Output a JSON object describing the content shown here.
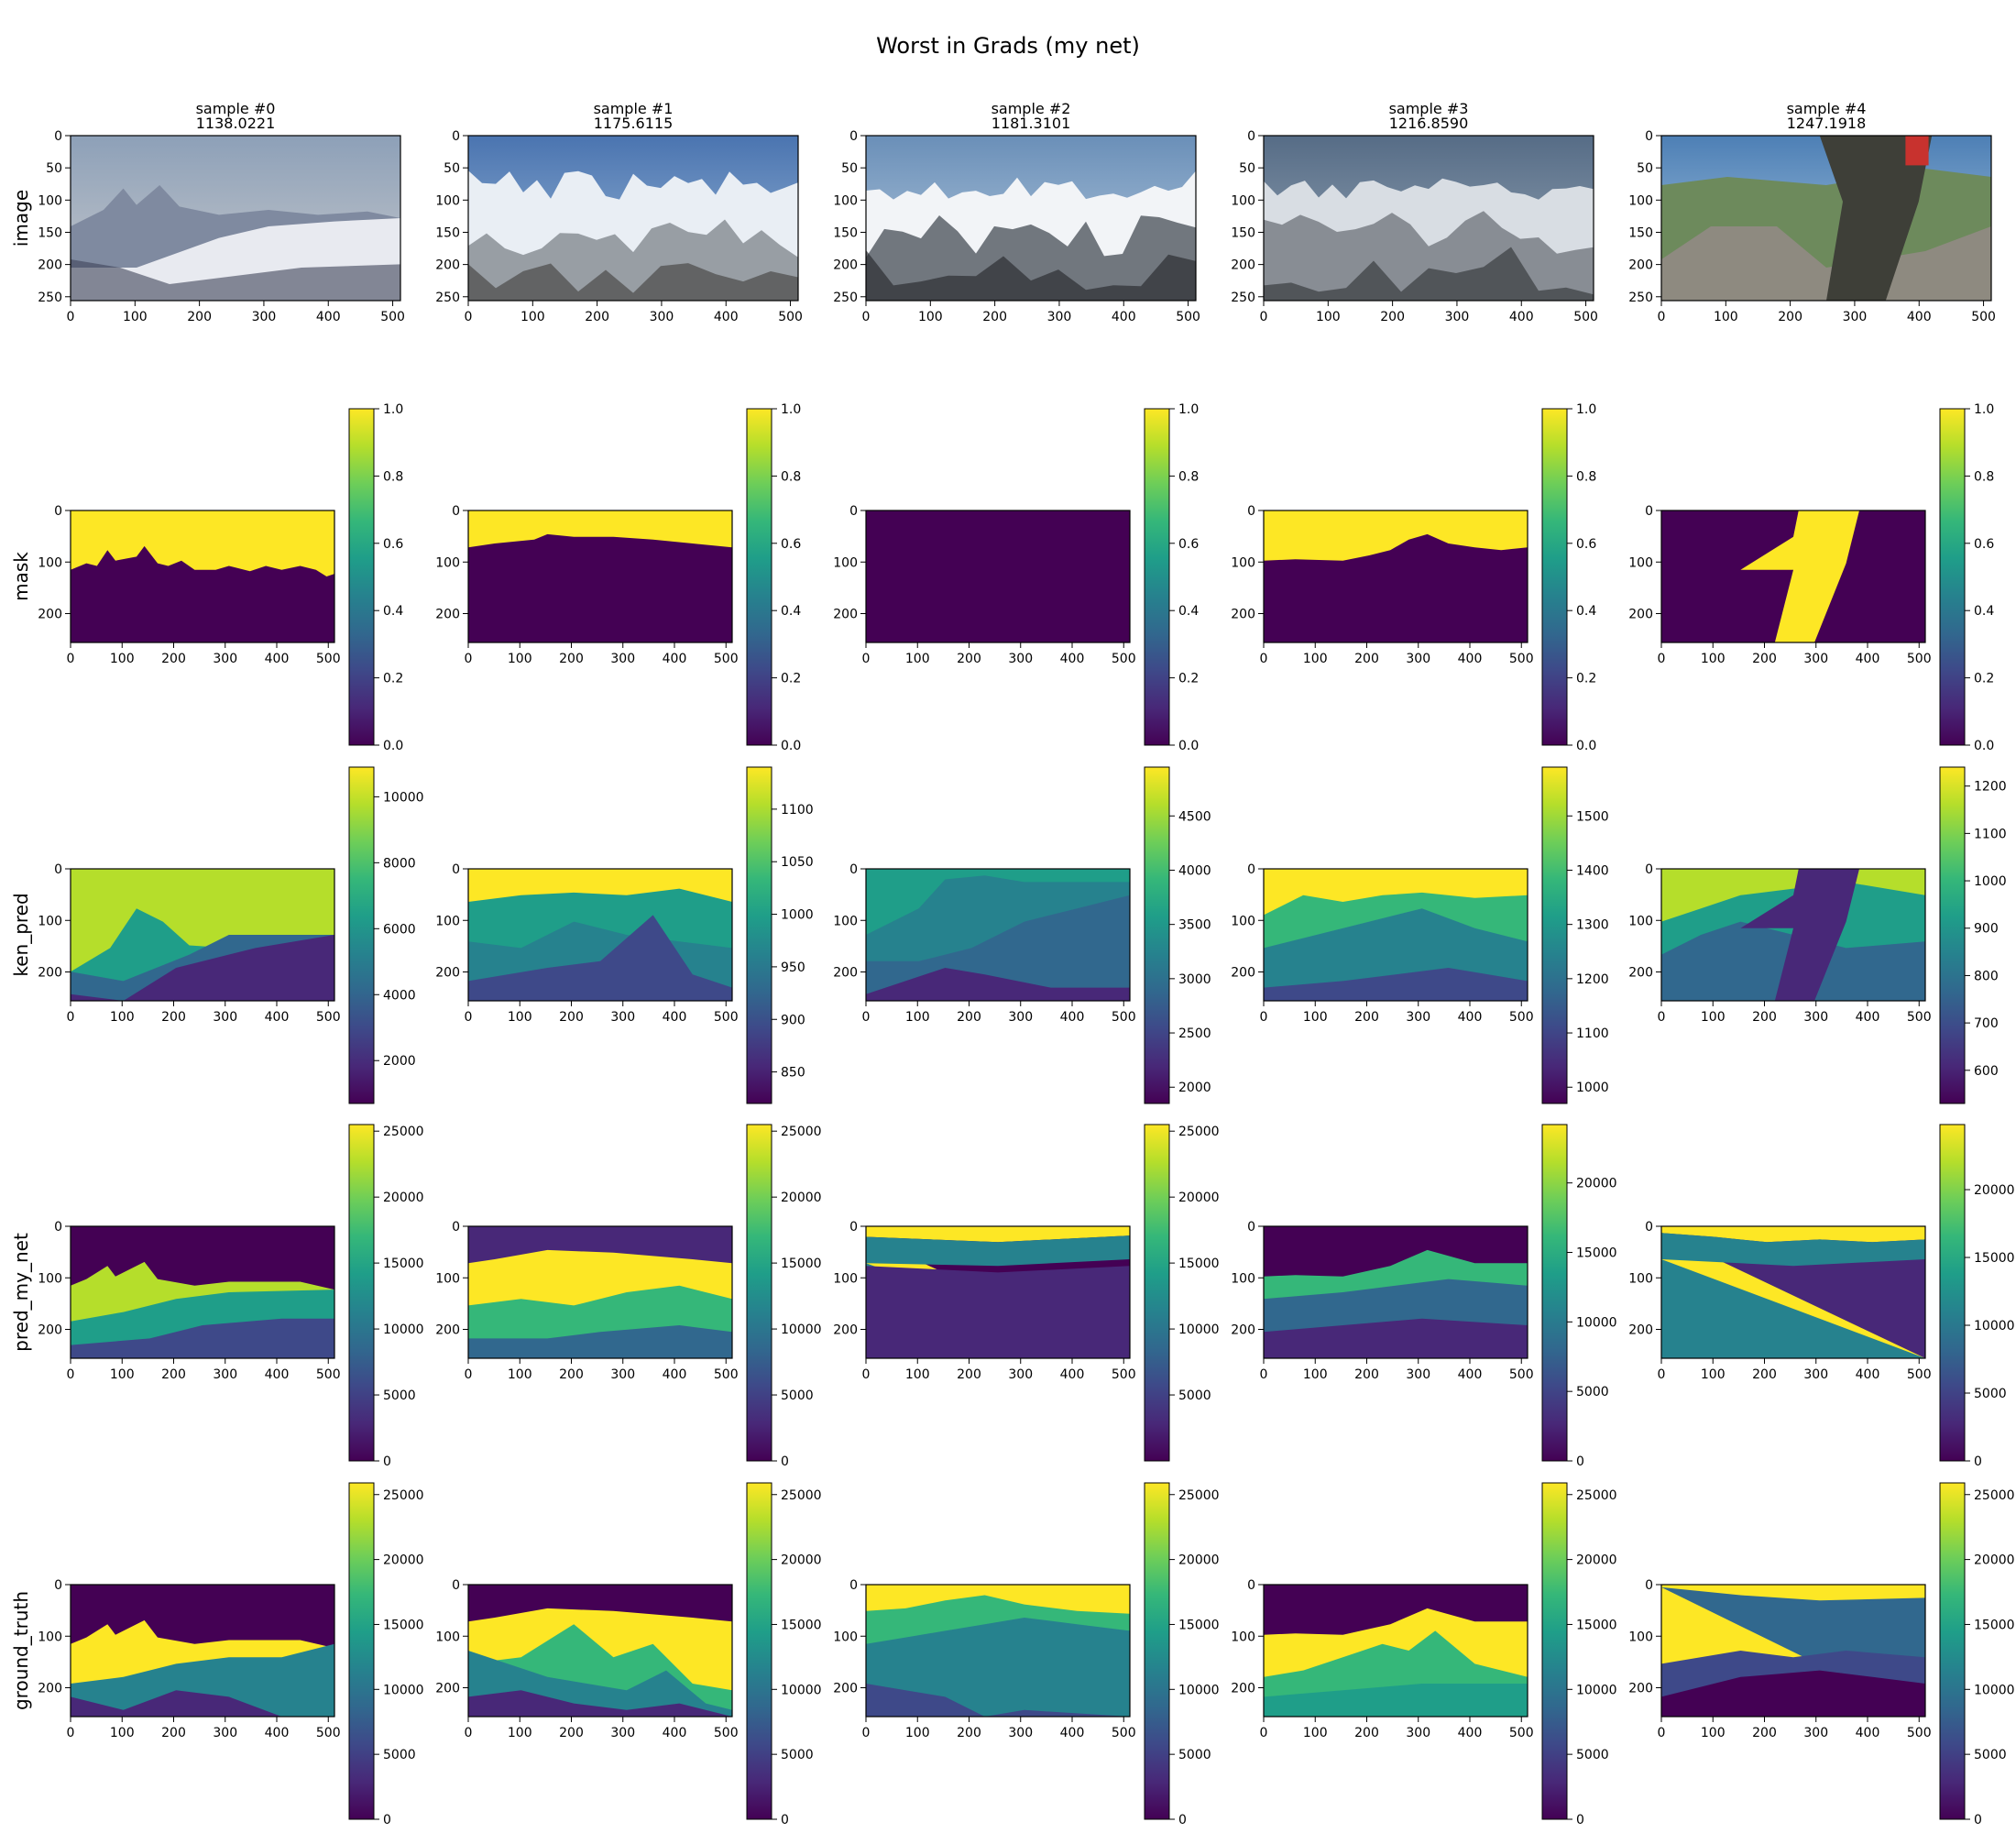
{
  "figure": {
    "title": "Worst in Grads (my net)"
  },
  "columns": [
    {
      "label": "sample #0",
      "score": "1138.0221"
    },
    {
      "label": "sample #1",
      "score": "1175.6115"
    },
    {
      "label": "sample #2",
      "score": "1181.3101"
    },
    {
      "label": "sample #3",
      "score": "1216.8590"
    },
    {
      "label": "sample #4",
      "score": "1247.1918"
    }
  ],
  "rows": [
    {
      "label": "image"
    },
    {
      "label": "mask"
    },
    {
      "label": "ken_pred"
    },
    {
      "label": "pred_my_net"
    },
    {
      "label": "ground_truth"
    }
  ],
  "axes": {
    "image_xticks": [
      "0",
      "100",
      "200",
      "300",
      "400",
      "500"
    ],
    "image_yticks": [
      "0",
      "50",
      "100",
      "150",
      "200",
      "250"
    ],
    "map_xticks": [
      "0",
      "100",
      "200",
      "300",
      "400",
      "500"
    ],
    "map_yticks": [
      "0",
      "100",
      "200"
    ],
    "extent": {
      "x": [
        0,
        512
      ],
      "y": [
        0,
        256
      ]
    }
  },
  "colormap": {
    "name": "viridis",
    "stops": [
      "#440154",
      "#482878",
      "#3e4989",
      "#31688e",
      "#26828e",
      "#1f9e89",
      "#35b779",
      "#6ece58",
      "#b5de2b",
      "#fde725"
    ]
  },
  "chart_data": {
    "type": "heatmap",
    "description_rows": [
      "image",
      "mask",
      "ken_pred",
      "pred_my_net",
      "ground_truth"
    ],
    "colorbars": {
      "mask": [
        {
          "min": 0.0,
          "max": 1.0,
          "ticks": [
            "0.0",
            "0.2",
            "0.4",
            "0.6",
            "0.8",
            "1.0"
          ]
        },
        {
          "min": 0.0,
          "max": 1.0,
          "ticks": [
            "0.0",
            "0.2",
            "0.4",
            "0.6",
            "0.8",
            "1.0"
          ]
        },
        {
          "min": 0.0,
          "max": 1.0,
          "ticks": [
            "0.0",
            "0.2",
            "0.4",
            "0.6",
            "0.8",
            "1.0"
          ]
        },
        {
          "min": 0.0,
          "max": 1.0,
          "ticks": [
            "0.0",
            "0.2",
            "0.4",
            "0.6",
            "0.8",
            "1.0"
          ]
        },
        {
          "min": 0.0,
          "max": 1.0,
          "ticks": [
            "0.0",
            "0.2",
            "0.4",
            "0.6",
            "0.8",
            "1.0"
          ]
        }
      ],
      "ken_pred": [
        {
          "min": 700,
          "max": 10900,
          "ticks": [
            "2000",
            "4000",
            "6000",
            "8000",
            "10000"
          ],
          "tick_values": [
            2000,
            4000,
            6000,
            8000,
            10000
          ]
        },
        {
          "min": 820,
          "max": 1140,
          "ticks": [
            "850",
            "900",
            "950",
            "1000",
            "1050",
            "1100"
          ],
          "tick_values": [
            850,
            900,
            950,
            1000,
            1050,
            1100
          ]
        },
        {
          "min": 1850,
          "max": 4950,
          "ticks": [
            "2000",
            "2500",
            "3000",
            "3500",
            "4000",
            "4500"
          ],
          "tick_values": [
            2000,
            2500,
            3000,
            3500,
            4000,
            4500
          ]
        },
        {
          "min": 970,
          "max": 1590,
          "ticks": [
            "1000",
            "1100",
            "1200",
            "1300",
            "1400",
            "1500"
          ],
          "tick_values": [
            1000,
            1100,
            1200,
            1300,
            1400,
            1500
          ]
        },
        {
          "min": 530,
          "max": 1240,
          "ticks": [
            "600",
            "700",
            "800",
            "900",
            "1000",
            "1100",
            "1200"
          ],
          "tick_values": [
            600,
            700,
            800,
            900,
            1000,
            1100,
            1200
          ]
        }
      ],
      "pred_my_net": [
        {
          "min": 0,
          "max": 25500,
          "ticks": [
            "0",
            "5000",
            "10000",
            "15000",
            "20000",
            "25000"
          ],
          "tick_values": [
            0,
            5000,
            10000,
            15000,
            20000,
            25000
          ]
        },
        {
          "min": 0,
          "max": 25500,
          "ticks": [
            "0",
            "5000",
            "10000",
            "15000",
            "20000",
            "25000"
          ],
          "tick_values": [
            0,
            5000,
            10000,
            15000,
            20000,
            25000
          ]
        },
        {
          "min": 0,
          "max": 25500,
          "ticks": [
            "5000",
            "10000",
            "15000",
            "20000",
            "25000"
          ],
          "tick_values": [
            5000,
            10000,
            15000,
            20000,
            25000
          ]
        },
        {
          "min": 0,
          "max": 24200,
          "ticks": [
            "0",
            "5000",
            "10000",
            "15000",
            "20000"
          ],
          "tick_values": [
            0,
            5000,
            10000,
            15000,
            20000
          ]
        },
        {
          "min": 0,
          "max": 24800,
          "ticks": [
            "0",
            "5000",
            "10000",
            "15000",
            "20000"
          ],
          "tick_values": [
            0,
            5000,
            10000,
            15000,
            20000
          ]
        }
      ],
      "ground_truth": [
        {
          "min": 0,
          "max": 25900,
          "ticks": [
            "0",
            "5000",
            "10000",
            "15000",
            "20000",
            "25000"
          ],
          "tick_values": [
            0,
            5000,
            10000,
            15000,
            20000,
            25000
          ]
        },
        {
          "min": 0,
          "max": 25900,
          "ticks": [
            "0",
            "5000",
            "10000",
            "15000",
            "20000",
            "25000"
          ],
          "tick_values": [
            0,
            5000,
            10000,
            15000,
            20000,
            25000
          ]
        },
        {
          "min": 0,
          "max": 25900,
          "ticks": [
            "0",
            "5000",
            "10000",
            "15000",
            "20000",
            "25000"
          ],
          "tick_values": [
            0,
            5000,
            10000,
            15000,
            20000,
            25000
          ]
        },
        {
          "min": 0,
          "max": 25900,
          "ticks": [
            "0",
            "5000",
            "10000",
            "15000",
            "20000",
            "25000"
          ],
          "tick_values": [
            0,
            5000,
            10000,
            15000,
            20000,
            25000
          ]
        },
        {
          "min": 0,
          "max": 25900,
          "ticks": [
            "0",
            "5000",
            "10000",
            "15000",
            "20000",
            "25000"
          ],
          "tick_values": [
            0,
            5000,
            10000,
            15000,
            20000,
            25000
          ]
        }
      ]
    }
  }
}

### DO THIS:
Give an exact copy of the material, leaving out every picture.

### TASK SOLUTION:
Output a JSON object describing the content shown here.
{
  "figure": {
    "title": "Worst in Grads (my net)"
  },
  "columns": [
    {
      "label": "sample #0",
      "score": "1138.0221"
    },
    {
      "label": "sample #1",
      "score": "1175.6115"
    },
    {
      "label": "sample #2",
      "score": "1181.3101"
    },
    {
      "label": "sample #3",
      "score": "1216.8590"
    },
    {
      "label": "sample #4",
      "score": "1247.1918"
    }
  ],
  "rows": [
    {
      "label": "image"
    },
    {
      "label": "mask"
    },
    {
      "label": "ken_pred"
    },
    {
      "label": "pred_my_net"
    },
    {
      "label": "ground_truth"
    }
  ],
  "axes": {
    "image_xticks": [
      "0",
      "100",
      "200",
      "300",
      "400",
      "500"
    ],
    "image_yticks": [
      "0",
      "50",
      "100",
      "150",
      "200",
      "250"
    ],
    "map_xticks": [
      "0",
      "100",
      "200",
      "300",
      "400",
      "500"
    ],
    "map_yticks": [
      "0",
      "100",
      "200"
    ],
    "extent": {
      "x": [
        0,
        512
      ],
      "y": [
        0,
        256
      ]
    }
  },
  "colormap": {
    "name": "viridis",
    "stops": [
      "#440154",
      "#482878",
      "#3e4989",
      "#31688e",
      "#26828e",
      "#1f9e89",
      "#35b779",
      "#6ece58",
      "#b5de2b",
      "#fde725"
    ]
  },
  "chart_data": {
    "type": "heatmap",
    "description_rows": [
      "image",
      "mask",
      "ken_pred",
      "pred_my_net",
      "ground_truth"
    ],
    "colorbars": {
      "mask": [
        {
          "min": 0.0,
          "max": 1.0,
          "ticks": [
            "0.0",
            "0.2",
            "0.4",
            "0.6",
            "0.8",
            "1.0"
          ]
        },
        {
          "min": 0.0,
          "max": 1.0,
          "ticks": [
            "0.0",
            "0.2",
            "0.4",
            "0.6",
            "0.8",
            "1.0"
          ]
        },
        {
          "min": 0.0,
          "max": 1.0,
          "ticks": [
            "0.0",
            "0.2",
            "0.4",
            "0.6",
            "0.8",
            "1.0"
          ]
        },
        {
          "min": 0.0,
          "max": 1.0,
          "ticks": [
            "0.0",
            "0.2",
            "0.4",
            "0.6",
            "0.8",
            "1.0"
          ]
        },
        {
          "min": 0.0,
          "max": 1.0,
          "ticks": [
            "0.0",
            "0.2",
            "0.4",
            "0.6",
            "0.8",
            "1.0"
          ]
        }
      ],
      "ken_pred": [
        {
          "min": 700,
          "max": 10900,
          "ticks": [
            "2000",
            "4000",
            "6000",
            "8000",
            "10000"
          ],
          "tick_values": [
            2000,
            4000,
            6000,
            8000,
            10000
          ]
        },
        {
          "min": 820,
          "max": 1140,
          "ticks": [
            "850",
            "900",
            "950",
            "1000",
            "1050",
            "1100"
          ],
          "tick_values": [
            850,
            900,
            950,
            1000,
            1050,
            1100
          ]
        },
        {
          "min": 1850,
          "max": 4950,
          "ticks": [
            "2000",
            "2500",
            "3000",
            "3500",
            "4000",
            "4500"
          ],
          "tick_values": [
            2000,
            2500,
            3000,
            3500,
            4000,
            4500
          ]
        },
        {
          "min": 970,
          "max": 1590,
          "ticks": [
            "1000",
            "1100",
            "1200",
            "1300",
            "1400",
            "1500"
          ],
          "tick_values": [
            1000,
            1100,
            1200,
            1300,
            1400,
            1500
          ]
        },
        {
          "min": 530,
          "max": 1240,
          "ticks": [
            "600",
            "700",
            "800",
            "900",
            "1000",
            "1100",
            "1200"
          ],
          "tick_values": [
            600,
            700,
            800,
            900,
            1000,
            1100,
            1200
          ]
        }
      ],
      "pred_my_net": [
        {
          "min": 0,
          "max": 25500,
          "ticks": [
            "0",
            "5000",
            "10000",
            "15000",
            "20000",
            "25000"
          ],
          "tick_values": [
            0,
            5000,
            10000,
            15000,
            20000,
            25000
          ]
        },
        {
          "min": 0,
          "max": 25500,
          "ticks": [
            "0",
            "5000",
            "10000",
            "15000",
            "20000",
            "25000"
          ],
          "tick_values": [
            0,
            5000,
            10000,
            15000,
            20000,
            25000
          ]
        },
        {
          "min": 0,
          "max": 25500,
          "ticks": [
            "5000",
            "10000",
            "15000",
            "20000",
            "25000"
          ],
          "tick_values": [
            5000,
            10000,
            15000,
            20000,
            25000
          ]
        },
        {
          "min": 0,
          "max": 24200,
          "ticks": [
            "0",
            "5000",
            "10000",
            "15000",
            "20000"
          ],
          "tick_values": [
            0,
            5000,
            10000,
            15000,
            20000
          ]
        },
        {
          "min": 0,
          "max": 24800,
          "ticks": [
            "0",
            "5000",
            "10000",
            "15000",
            "20000"
          ],
          "tick_values": [
            0,
            5000,
            10000,
            15000,
            20000
          ]
        }
      ],
      "ground_truth": [
        {
          "min": 0,
          "max": 25900,
          "ticks": [
            "0",
            "5000",
            "10000",
            "15000",
            "20000",
            "25000"
          ],
          "tick_values": [
            0,
            5000,
            10000,
            15000,
            20000,
            25000
          ]
        },
        {
          "min": 0,
          "max": 25900,
          "ticks": [
            "0",
            "5000",
            "10000",
            "15000",
            "20000",
            "25000"
          ],
          "tick_values": [
            0,
            5000,
            10000,
            15000,
            20000,
            25000
          ]
        },
        {
          "min": 0,
          "max": 25900,
          "ticks": [
            "0",
            "5000",
            "10000",
            "15000",
            "20000",
            "25000"
          ],
          "tick_values": [
            0,
            5000,
            10000,
            15000,
            20000,
            25000
          ]
        },
        {
          "min": 0,
          "max": 25900,
          "ticks": [
            "0",
            "5000",
            "10000",
            "15000",
            "20000",
            "25000"
          ],
          "tick_values": [
            0,
            5000,
            10000,
            15000,
            20000,
            25000
          ]
        },
        {
          "min": 0,
          "max": 25900,
          "ticks": [
            "0",
            "5000",
            "10000",
            "15000",
            "20000",
            "25000"
          ],
          "tick_values": [
            0,
            5000,
            10000,
            15000,
            20000,
            25000
          ]
        }
      ]
    }
  }
}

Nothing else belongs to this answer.